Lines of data
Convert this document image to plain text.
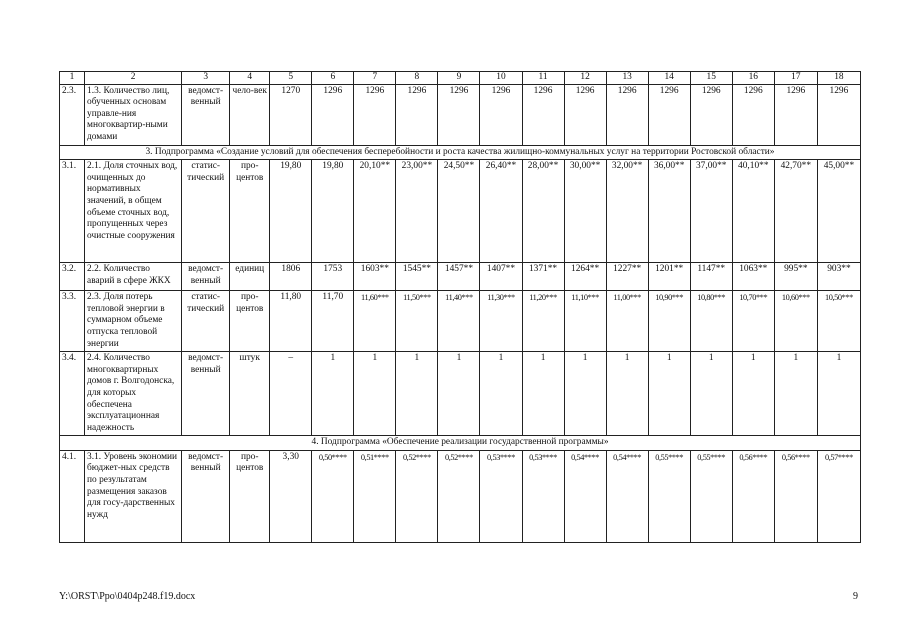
1	2	3	4	5	6	7	8	9	10	11	12	13	14	15	16	17	18
2.3.	1.3. Количество лиц, обученных основам управле-ния многоквартир-ными домами	ведомст-венный	чело-век	1270	1296	1296	1296	1296	1296	1296	1296	1296	1296	1296	1296	1296	1296
3. Подпрограмма «Создание условий для обеспечения бесперебойности и роста качества жилищно-коммунальных услуг на территории Ростовской области»																	
3.1.	2.1. Доля сточных вод, очищенных до нормативных значений, в общем объеме сточных вод, пропущенных через очистные сооружения	статис-тический	про-центов	19,80	19,80	20,10**	23,00**	24,50**	26,40**	28,00**	30,00**	32,00**	36,00**	37,00**	40,10**	42,70**	45,00**
3.2.	2.2. Количество аварий в сфере ЖКХ	ведомст-венный	единиц	1806	1753	1603**	1545**	1457**	1407**	1371**	1264**	1227**	1201**	1147**	1063**	995**	903**
3.3.	2.3. Доля потерь тепловой энергии в суммарном объеме отпуска тепловой энергии	статис-тический	про-центов	11,80	11,70	11,60***	11,50***	11,40***	11,30***	11,20***	11,10***	11,00***	10,90***	10,80***	10,70***	10,60***	10,50***
3.4.	2.4. Количество многоквартирных домов г. Волгодонска, для которых обеспечена эксплуатационная надежность	ведомст-венный	штук	–	1	1	1	1	1	1	1	1	1	1	1	1	1
4. Подпрограмма «Обеспечение реализации государственной программы»																	
4.1.	3.1. Уровень экономии бюджет-ных средств по результатам размещения заказов для госу-дарственных нужд	ведомст-венный	про-центов	3,30	0,50****	0,51****	0,52****	0,52****	0,53****	0,53****	0,54****	0,54****	0,55****	0,55****	0,56****	0,56****	0,57****
Y:\ORST\Ppo\0404p248.f19.docx	9
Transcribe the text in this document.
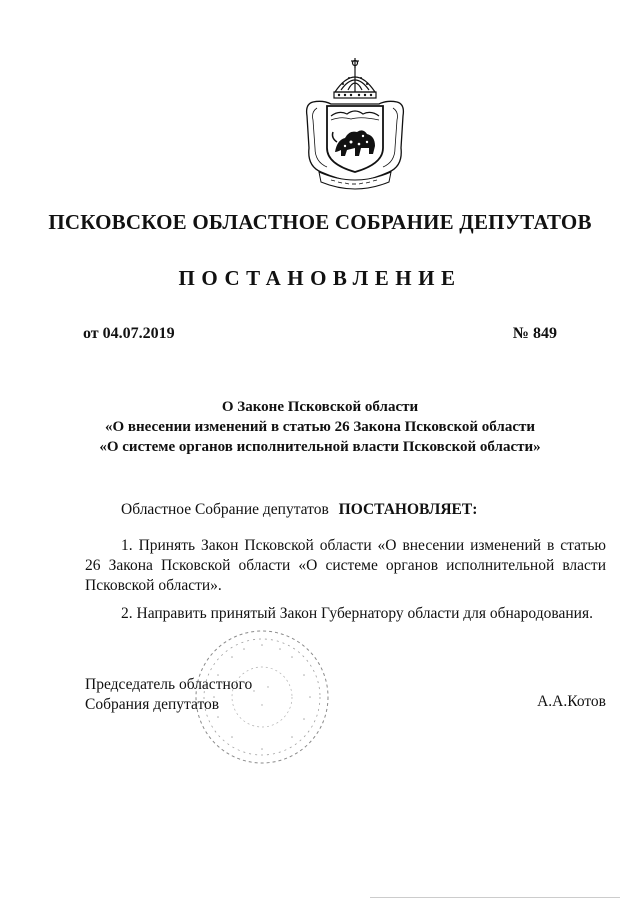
ПСКОВСКОЕ ОБЛАСТНОЕ СОБРАНИЕ ДЕПУТАТОВ
ПОСТАНОВЛЕНИЕ
от 04.07.2019	№ 849
О Законе Псковской области
«О внесении изменений в статью 26 Закона Псковской области
«О системе органов исполнительной власти Псковской области»
Областное Собрание депутатов ПОСТАНОВЛЯЕТ:
1. Принять Закон Псковской области «О внесении изменений в статью 26 Закона Псковской области «О системе органов исполнительной власти Псковской области».
2. Направить принятый Закон Губернатору области для обнародования.
Председатель областного
Собрания депутатов	А.А.Котов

# THE PROBLEM
Working from the line that contains "Transcribe the text in this document." to the last line of the listing, please quote each line exactly, pictures excluded.

# TASK RESPONSE
Transcribe the text in this document.
ПСКОВСКОЕ ОБЛАСТНОЕ СОБРАНИЕ ДЕПУТАТОВ
ПОСТАНОВЛЕНИЕ
от 04.07.2019	№ 849
О Законе Псковской области
«О внесении изменений в статью 26 Закона Псковской области
«О системе органов исполнительной власти Псковской области»
Областное Собрание депутатов ПОСТАНОВЛЯЕТ:
1. Принять Закон Псковской области «О внесении изменений в статью 26 Закона Псковской области «О системе органов исполнительной власти Псковской области».
2. Направить принятый Закон Губернатору области для обнародования.
Председатель областного
Собрания депутатов	А.А.Котов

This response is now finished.